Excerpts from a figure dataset
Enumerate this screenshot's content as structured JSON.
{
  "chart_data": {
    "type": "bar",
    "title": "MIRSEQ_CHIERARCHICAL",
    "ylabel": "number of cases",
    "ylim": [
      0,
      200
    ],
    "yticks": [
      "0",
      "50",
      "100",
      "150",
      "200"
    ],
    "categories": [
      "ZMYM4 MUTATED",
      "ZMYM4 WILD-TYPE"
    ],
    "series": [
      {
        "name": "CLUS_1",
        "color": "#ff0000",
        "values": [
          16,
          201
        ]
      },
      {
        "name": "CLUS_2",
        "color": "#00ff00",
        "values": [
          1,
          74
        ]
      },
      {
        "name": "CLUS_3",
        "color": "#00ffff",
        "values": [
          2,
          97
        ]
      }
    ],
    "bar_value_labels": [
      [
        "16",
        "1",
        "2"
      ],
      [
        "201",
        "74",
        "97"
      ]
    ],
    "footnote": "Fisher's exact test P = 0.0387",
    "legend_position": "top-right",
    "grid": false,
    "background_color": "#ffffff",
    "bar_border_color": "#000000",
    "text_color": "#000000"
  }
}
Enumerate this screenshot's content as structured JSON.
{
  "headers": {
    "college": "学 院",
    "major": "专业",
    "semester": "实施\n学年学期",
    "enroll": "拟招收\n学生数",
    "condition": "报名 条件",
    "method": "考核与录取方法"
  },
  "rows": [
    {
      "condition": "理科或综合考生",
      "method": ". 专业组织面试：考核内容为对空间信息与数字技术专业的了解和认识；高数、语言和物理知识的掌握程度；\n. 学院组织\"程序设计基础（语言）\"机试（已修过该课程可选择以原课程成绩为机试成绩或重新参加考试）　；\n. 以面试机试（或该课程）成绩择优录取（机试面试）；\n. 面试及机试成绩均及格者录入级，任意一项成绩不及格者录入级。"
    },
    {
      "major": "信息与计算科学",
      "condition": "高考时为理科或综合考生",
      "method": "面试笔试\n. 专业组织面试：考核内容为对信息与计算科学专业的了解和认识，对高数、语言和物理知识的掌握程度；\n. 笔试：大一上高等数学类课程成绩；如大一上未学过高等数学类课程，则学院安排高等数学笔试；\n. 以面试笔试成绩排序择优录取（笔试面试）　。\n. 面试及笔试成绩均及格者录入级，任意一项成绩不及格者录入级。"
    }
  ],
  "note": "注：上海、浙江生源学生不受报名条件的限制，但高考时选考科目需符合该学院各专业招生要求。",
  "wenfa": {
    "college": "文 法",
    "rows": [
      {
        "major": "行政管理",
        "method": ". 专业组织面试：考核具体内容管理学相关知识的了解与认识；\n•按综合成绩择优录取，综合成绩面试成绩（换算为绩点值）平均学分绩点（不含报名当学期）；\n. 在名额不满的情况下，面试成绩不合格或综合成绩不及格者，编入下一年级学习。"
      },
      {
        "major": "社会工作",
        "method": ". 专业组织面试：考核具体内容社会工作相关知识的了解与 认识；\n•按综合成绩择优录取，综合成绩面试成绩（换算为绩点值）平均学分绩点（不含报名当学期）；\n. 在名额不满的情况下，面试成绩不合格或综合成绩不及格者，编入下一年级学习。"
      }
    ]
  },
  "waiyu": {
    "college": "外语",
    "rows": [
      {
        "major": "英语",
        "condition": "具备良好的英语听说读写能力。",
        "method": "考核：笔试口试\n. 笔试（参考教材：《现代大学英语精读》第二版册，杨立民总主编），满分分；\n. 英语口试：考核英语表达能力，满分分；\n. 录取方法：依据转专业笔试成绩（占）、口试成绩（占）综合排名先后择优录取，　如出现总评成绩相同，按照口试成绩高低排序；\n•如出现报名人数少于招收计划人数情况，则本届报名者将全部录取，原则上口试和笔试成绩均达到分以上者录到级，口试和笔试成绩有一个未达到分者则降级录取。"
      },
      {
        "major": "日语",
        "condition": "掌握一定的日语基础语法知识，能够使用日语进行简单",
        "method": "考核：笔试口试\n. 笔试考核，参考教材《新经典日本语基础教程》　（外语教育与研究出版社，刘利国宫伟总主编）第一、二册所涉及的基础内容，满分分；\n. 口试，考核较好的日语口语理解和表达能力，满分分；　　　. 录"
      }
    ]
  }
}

▸ **Objective**
Copy out the whole listing, exactly as written.

▸ **Exercise output**
Enumerate this screenshot's content as structured JSON.
{
  "chart_data": {
    "type": "bar",
    "title": "MIRSEQ_CHIERARCHICAL",
    "ylabel": "number of cases",
    "ylim": [
      0,
      200
    ],
    "yticks": [
      "0",
      "50",
      "100",
      "150",
      "200"
    ],
    "categories": [
      "ZMYM4 MUTATED",
      "ZMYM4 WILD-TYPE"
    ],
    "series": [
      {
        "name": "CLUS_1",
        "color": "#ff0000",
        "values": [
          16,
          201
        ]
      },
      {
        "name": "CLUS_2",
        "color": "#00ff00",
        "values": [
          1,
          74
        ]
      },
      {
        "name": "CLUS_3",
        "color": "#00ffff",
        "values": [
          2,
          97
        ]
      }
    ],
    "bar_value_labels": [
      [
        "16",
        "1",
        "2"
      ],
      [
        "201",
        "74",
        "97"
      ]
    ],
    "footnote": "Fisher's exact test P = 0.0387",
    "legend_position": "top-right",
    "grid": false,
    "background_color": "#ffffff",
    "bar_border_color": "#000000",
    "text_color": "#000000"
  }
}
Enumerate this screenshot's content as structured JSON.
{
  "headers": {
    "college": "学 院",
    "major": "专业",
    "semester": "实施\n学年学期",
    "enroll": "拟招收\n学生数",
    "condition": "报名 条件",
    "method": "考核与录取方法"
  },
  "rows": [
    {
      "condition": "理科或综合考生",
      "method": ". 专业组织面试：考核内容为对空间信息与数字技术专业的了解和认识；高数、语言和物理知识的掌握程度；\n. 学院组织\"程序设计基础（语言）\"机试（已修过该课程可选择以原课程成绩为机试成绩或重新参加考试）　；\n. 以面试机试（或该课程）成绩择优录取（机试面试）；\n. 面试及机试成绩均及格者录入级，任意一项成绩不及格者录入级。"
    },
    {
      "major": "信息与计算科学",
      "condition": "高考时为理科或综合考生",
      "method": "面试笔试\n. 专业组织面试：考核内容为对信息与计算科学专业的了解和认识，对高数、语言和物理知识的掌握程度；\n. 笔试：大一上高等数学类课程成绩；如大一上未学过高等数学类课程，则学院安排高等数学笔试；\n. 以面试笔试成绩排序择优录取（笔试面试）　。\n. 面试及笔试成绩均及格者录入级，任意一项成绩不及格者录入级。"
    }
  ],
  "note": "注：上海、浙江生源学生不受报名条件的限制，但高考时选考科目需符合该学院各专业招生要求。",
  "wenfa": {
    "college": "文 法",
    "rows": [
      {
        "major": "行政管理",
        "method": ". 专业组织面试：考核具体内容管理学相关知识的了解与认识；\n•按综合成绩择优录取，综合成绩面试成绩（换算为绩点值）平均学分绩点（不含报名当学期）；\n. 在名额不满的情况下，面试成绩不合格或综合成绩不及格者，编入下一年级学习。"
      },
      {
        "major": "社会工作",
        "method": ". 专业组织面试：考核具体内容社会工作相关知识的了解与 认识；\n•按综合成绩择优录取，综合成绩面试成绩（换算为绩点值）平均学分绩点（不含报名当学期）；\n. 在名额不满的情况下，面试成绩不合格或综合成绩不及格者，编入下一年级学习。"
      }
    ]
  },
  "waiyu": {
    "college": "外语",
    "rows": [
      {
        "major": "英语",
        "condition": "具备良好的英语听说读写能力。",
        "method": "考核：笔试口试\n. 笔试（参考教材：《现代大学英语精读》第二版册，杨立民总主编），满分分；\n. 英语口试：考核英语表达能力，满分分；\n. 录取方法：依据转专业笔试成绩（占）、口试成绩（占）综合排名先后择优录取，　如出现总评成绩相同，按照口试成绩高低排序；\n•如出现报名人数少于招收计划人数情况，则本届报名者将全部录取，原则上口试和笔试成绩均达到分以上者录到级，口试和笔试成绩有一个未达到分者则降级录取。"
      },
      {
        "major": "日语",
        "condition": "掌握一定的日语基础语法知识，能够使用日语进行简单",
        "method": "考核：笔试口试\n. 笔试考核，参考教材《新经典日本语基础教程》　（外语教育与研究出版社，刘利国宫伟总主编）第一、二册所涉及的基础内容，满分分；\n. 口试，考核较好的日语口语理解和表达能力，满分分；　　　. 录"
      }
    ]
  }
}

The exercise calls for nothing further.